Task goal:
Set down all of the entries word for word, omitting the images they contain.

Records provided:

◆ ◆ ◆ ◆ ◆

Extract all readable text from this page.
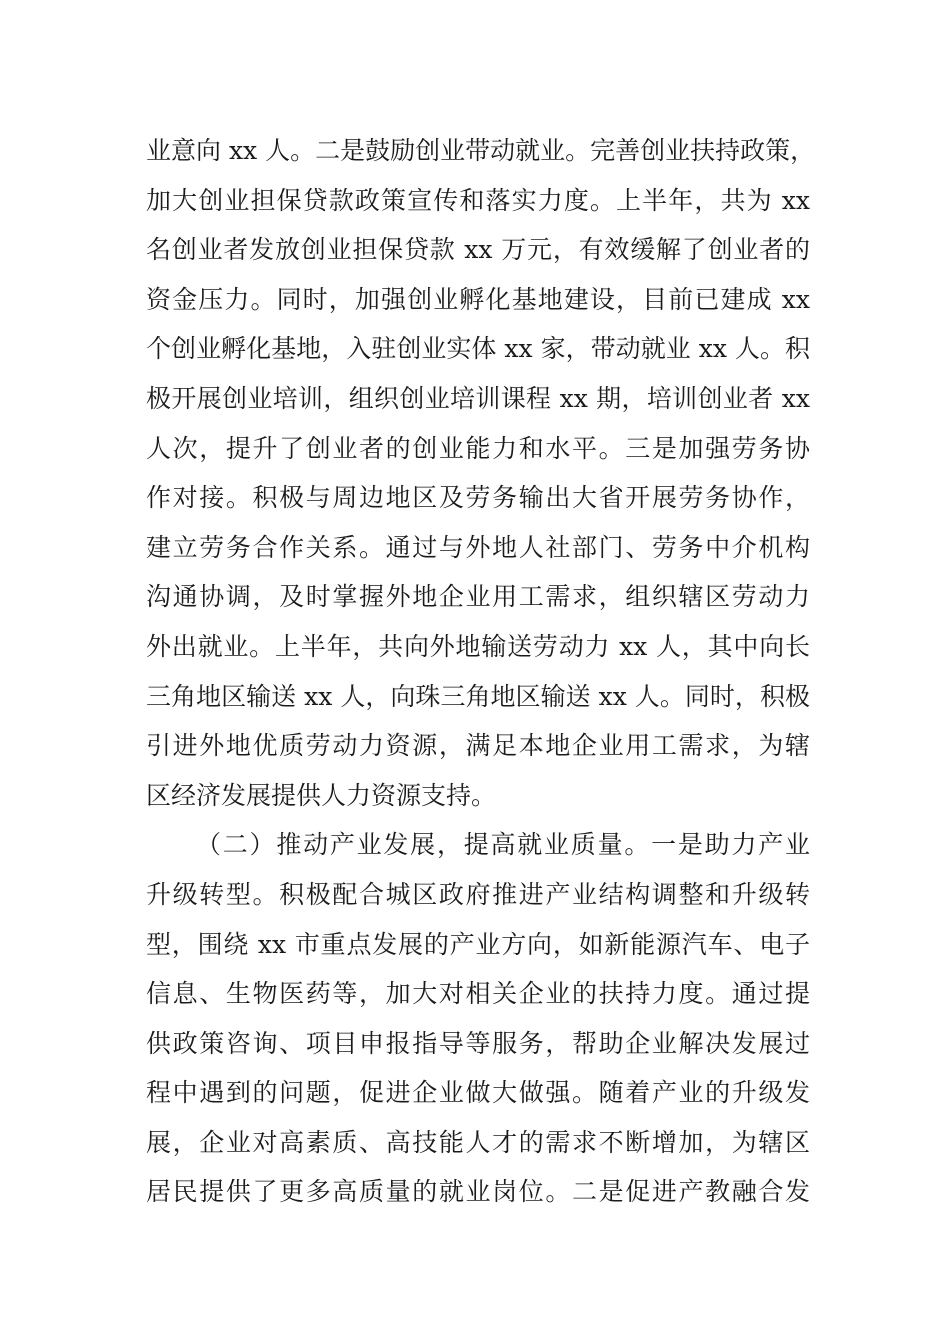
业意向 xx 人。二是鼓励创业带动就业。完善创业扶持政策，
加大创业担保贷款政策宣传和落实力度。上半年，共为 xx
名创业者发放创业担保贷款 xx 万元，有效缓解了创业者的
资金压力。同时，加强创业孵化基地建设，目前已建成 xx
个创业孵化基地，入驻创业实体 xx 家，带动就业 xx 人。积
极开展创业培训，组织创业培训课程 xx 期，培训创业者 xx
人次，提升了创业者的创业能力和水平。三是加强劳务协
作对接。积极与周边地区及劳务输出大省开展劳务协作，
建立劳务合作关系。通过与外地人社部门、劳务中介机构
沟通协调，及时掌握外地企业用工需求，组织辖区劳动力
外出就业。上半年，共向外地输送劳动力 xx 人，其中向长
三角地区输送 xx 人，向珠三角地区输送 xx 人。同时，积极
引进外地优质劳动力资源，满足本地企业用工需求，为辖
区经济发展提供人力资源支持。
（二）推动产业发展，提高就业质量。一是助力产业
升级转型。积极配合城区政府推进产业结构调整和升级转
型，围绕 xx 市重点发展的产业方向，如新能源汽车、电子
信息、生物医药等，加大对相关企业的扶持力度。通过提
供政策咨询、项目申报指导等服务，帮助企业解决发展过
程中遇到的问题，促进企业做大做强。随着产业的升级发
展，企业对高素质、高技能人才的需求不断增加，为辖区
居民提供了更多高质量的就业岗位。二是促进产教融合发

◆ ◆ ◆ ◆ ◆

Expected answer:
Extract all readable text from this page.
业意向 xx 人。二是鼓励创业带动就业。完善创业扶持政策，
加大创业担保贷款政策宣传和落实力度。上半年，共为 xx
名创业者发放创业担保贷款 xx 万元，有效缓解了创业者的
资金压力。同时，加强创业孵化基地建设，目前已建成 xx
个创业孵化基地，入驻创业实体 xx 家，带动就业 xx 人。积
极开展创业培训，组织创业培训课程 xx 期，培训创业者 xx
人次，提升了创业者的创业能力和水平。三是加强劳务协
作对接。积极与周边地区及劳务输出大省开展劳务协作，
建立劳务合作关系。通过与外地人社部门、劳务中介机构
沟通协调，及时掌握外地企业用工需求，组织辖区劳动力
外出就业。上半年，共向外地输送劳动力 xx 人，其中向长
三角地区输送 xx 人，向珠三角地区输送 xx 人。同时，积极
引进外地优质劳动力资源，满足本地企业用工需求，为辖
区经济发展提供人力资源支持。
（二）推动产业发展，提高就业质量。一是助力产业
升级转型。积极配合城区政府推进产业结构调整和升级转
型，围绕 xx 市重点发展的产业方向，如新能源汽车、电子
信息、生物医药等，加大对相关企业的扶持力度。通过提
供政策咨询、项目申报指导等服务，帮助企业解决发展过
程中遇到的问题，促进企业做大做强。随着产业的升级发
展，企业对高素质、高技能人才的需求不断增加，为辖区
居民提供了更多高质量的就业岗位。二是促进产教融合发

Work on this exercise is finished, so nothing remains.